What you will do
Tally every line of the material that includes "than", then give the tally and nothing else.

Data excerpts
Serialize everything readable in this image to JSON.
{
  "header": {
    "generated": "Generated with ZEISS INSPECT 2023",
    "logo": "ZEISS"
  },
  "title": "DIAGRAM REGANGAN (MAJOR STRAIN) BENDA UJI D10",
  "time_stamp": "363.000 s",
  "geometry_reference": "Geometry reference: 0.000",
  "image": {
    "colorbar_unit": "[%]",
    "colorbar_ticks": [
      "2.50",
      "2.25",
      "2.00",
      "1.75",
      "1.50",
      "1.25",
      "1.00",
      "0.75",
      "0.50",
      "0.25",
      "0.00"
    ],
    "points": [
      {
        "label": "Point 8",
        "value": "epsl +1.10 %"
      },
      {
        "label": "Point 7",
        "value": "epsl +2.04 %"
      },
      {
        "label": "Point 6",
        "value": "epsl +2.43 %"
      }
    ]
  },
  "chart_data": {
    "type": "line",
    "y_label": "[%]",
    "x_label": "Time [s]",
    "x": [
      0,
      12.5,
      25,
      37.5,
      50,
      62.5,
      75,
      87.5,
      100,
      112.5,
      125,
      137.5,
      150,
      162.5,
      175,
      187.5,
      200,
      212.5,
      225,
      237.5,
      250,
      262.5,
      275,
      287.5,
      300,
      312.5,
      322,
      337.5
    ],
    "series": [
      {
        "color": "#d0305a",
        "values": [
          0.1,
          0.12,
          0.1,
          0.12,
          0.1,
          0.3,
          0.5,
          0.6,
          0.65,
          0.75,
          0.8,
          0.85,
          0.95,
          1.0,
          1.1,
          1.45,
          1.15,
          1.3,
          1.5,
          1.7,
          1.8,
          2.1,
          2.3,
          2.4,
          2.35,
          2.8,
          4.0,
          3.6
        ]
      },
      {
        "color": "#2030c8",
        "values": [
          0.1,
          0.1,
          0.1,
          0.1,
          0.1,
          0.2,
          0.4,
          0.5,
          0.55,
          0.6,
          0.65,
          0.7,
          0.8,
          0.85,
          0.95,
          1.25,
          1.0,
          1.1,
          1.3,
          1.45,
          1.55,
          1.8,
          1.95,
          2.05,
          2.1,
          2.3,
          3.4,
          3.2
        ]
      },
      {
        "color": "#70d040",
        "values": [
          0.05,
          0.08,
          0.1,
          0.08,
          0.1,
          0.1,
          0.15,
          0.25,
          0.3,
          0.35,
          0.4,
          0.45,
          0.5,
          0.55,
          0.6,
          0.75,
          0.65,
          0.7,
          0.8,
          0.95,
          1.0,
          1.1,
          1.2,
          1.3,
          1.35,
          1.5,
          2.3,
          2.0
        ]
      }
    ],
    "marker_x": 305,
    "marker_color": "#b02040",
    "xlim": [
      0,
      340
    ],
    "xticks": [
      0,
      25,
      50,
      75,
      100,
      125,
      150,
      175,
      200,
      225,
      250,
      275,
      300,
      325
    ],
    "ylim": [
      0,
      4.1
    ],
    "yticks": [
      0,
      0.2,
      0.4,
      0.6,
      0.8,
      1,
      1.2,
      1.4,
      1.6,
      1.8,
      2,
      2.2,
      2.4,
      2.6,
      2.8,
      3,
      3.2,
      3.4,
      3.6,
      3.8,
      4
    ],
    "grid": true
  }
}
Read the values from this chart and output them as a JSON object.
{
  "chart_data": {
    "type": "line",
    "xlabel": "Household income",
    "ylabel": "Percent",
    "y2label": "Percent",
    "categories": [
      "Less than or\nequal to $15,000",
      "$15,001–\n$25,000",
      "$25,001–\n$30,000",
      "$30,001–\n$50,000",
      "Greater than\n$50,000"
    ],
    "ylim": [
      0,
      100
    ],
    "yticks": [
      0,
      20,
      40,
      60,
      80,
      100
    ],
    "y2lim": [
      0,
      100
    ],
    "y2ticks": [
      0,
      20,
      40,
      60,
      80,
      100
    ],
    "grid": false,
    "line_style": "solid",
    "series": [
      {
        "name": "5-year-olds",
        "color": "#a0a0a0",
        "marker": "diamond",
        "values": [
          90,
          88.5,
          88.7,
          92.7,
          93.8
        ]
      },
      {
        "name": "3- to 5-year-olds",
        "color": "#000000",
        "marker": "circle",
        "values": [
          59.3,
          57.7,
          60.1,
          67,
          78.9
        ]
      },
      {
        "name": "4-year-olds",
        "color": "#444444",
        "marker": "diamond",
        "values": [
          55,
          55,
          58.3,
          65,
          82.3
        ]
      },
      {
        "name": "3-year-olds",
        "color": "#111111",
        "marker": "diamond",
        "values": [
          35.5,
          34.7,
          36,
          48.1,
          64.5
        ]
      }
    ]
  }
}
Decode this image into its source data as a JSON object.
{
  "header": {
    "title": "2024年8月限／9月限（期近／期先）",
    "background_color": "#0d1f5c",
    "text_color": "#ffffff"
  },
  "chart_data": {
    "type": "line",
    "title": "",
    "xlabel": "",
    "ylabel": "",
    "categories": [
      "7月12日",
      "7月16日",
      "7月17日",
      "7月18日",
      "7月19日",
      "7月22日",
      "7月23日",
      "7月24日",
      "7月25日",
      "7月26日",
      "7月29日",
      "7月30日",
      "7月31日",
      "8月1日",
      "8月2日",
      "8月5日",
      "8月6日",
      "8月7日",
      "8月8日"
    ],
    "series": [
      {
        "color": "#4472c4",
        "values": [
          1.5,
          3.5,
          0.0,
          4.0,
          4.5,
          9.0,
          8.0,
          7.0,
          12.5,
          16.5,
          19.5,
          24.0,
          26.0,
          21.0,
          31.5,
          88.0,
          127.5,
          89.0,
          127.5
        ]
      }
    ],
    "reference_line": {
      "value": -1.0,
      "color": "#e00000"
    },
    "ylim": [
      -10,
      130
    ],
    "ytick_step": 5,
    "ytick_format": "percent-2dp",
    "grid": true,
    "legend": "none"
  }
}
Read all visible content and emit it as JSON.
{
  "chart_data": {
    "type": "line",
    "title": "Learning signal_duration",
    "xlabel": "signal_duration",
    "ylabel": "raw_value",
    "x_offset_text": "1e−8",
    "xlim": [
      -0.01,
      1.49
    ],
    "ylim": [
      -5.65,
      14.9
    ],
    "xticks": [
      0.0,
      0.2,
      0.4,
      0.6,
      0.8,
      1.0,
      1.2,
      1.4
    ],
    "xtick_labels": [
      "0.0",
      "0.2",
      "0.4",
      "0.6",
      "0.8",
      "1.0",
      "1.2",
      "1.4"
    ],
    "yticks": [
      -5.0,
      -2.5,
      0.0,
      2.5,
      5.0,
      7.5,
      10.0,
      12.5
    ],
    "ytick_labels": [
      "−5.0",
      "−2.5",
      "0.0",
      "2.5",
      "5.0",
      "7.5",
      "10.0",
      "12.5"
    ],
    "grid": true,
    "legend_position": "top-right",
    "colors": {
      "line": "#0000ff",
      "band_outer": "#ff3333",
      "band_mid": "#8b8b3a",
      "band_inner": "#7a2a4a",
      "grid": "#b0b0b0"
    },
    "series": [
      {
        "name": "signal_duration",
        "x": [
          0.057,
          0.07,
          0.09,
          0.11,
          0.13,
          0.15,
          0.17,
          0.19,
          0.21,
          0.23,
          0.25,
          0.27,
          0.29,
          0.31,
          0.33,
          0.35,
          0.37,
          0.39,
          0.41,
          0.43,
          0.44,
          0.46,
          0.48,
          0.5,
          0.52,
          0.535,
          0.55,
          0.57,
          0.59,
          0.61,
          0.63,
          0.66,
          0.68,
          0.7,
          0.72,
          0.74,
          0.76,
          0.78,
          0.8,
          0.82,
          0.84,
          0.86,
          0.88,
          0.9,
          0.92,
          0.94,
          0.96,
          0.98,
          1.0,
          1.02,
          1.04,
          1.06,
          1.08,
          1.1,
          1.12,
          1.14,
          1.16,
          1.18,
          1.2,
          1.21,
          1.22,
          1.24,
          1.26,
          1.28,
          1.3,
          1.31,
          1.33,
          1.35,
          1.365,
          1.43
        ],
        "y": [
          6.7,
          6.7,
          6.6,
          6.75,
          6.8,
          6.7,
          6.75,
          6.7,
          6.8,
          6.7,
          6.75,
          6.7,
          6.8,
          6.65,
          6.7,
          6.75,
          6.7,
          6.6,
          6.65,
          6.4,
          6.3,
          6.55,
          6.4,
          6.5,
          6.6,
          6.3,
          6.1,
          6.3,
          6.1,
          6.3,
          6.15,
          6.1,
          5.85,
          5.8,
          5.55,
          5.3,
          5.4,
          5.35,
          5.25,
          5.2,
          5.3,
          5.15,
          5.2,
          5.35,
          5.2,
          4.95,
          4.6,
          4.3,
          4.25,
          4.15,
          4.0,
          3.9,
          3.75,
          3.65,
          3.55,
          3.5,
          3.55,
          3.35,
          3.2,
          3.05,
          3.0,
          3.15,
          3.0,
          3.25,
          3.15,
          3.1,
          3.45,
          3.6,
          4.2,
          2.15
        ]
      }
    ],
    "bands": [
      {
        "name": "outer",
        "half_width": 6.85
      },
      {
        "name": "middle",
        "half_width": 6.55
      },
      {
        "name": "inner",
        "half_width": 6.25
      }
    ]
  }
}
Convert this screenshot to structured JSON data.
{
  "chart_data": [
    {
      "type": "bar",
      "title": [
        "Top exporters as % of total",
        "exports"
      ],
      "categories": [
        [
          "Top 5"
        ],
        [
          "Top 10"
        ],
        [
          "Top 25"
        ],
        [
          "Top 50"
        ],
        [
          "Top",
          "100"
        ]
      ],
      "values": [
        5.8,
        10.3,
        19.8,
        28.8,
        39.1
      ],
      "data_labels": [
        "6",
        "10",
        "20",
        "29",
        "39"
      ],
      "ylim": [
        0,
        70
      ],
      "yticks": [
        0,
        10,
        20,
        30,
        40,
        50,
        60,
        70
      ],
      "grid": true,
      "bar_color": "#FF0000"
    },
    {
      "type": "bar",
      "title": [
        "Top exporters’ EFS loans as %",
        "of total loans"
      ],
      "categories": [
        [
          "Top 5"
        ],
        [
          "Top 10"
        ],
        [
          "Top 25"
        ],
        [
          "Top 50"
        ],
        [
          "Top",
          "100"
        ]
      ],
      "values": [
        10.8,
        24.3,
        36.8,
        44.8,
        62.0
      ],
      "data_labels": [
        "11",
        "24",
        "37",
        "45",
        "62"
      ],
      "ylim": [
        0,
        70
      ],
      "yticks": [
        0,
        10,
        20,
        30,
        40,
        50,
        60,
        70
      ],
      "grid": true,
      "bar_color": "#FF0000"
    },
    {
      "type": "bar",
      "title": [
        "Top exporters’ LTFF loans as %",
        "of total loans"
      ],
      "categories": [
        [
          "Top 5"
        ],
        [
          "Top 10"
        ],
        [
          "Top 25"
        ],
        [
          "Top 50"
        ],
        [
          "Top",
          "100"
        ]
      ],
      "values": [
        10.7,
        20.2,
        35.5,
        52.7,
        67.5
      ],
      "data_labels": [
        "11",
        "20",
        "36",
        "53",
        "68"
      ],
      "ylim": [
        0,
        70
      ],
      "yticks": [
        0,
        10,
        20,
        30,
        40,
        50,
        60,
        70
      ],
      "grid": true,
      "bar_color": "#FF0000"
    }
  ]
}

Final answer
2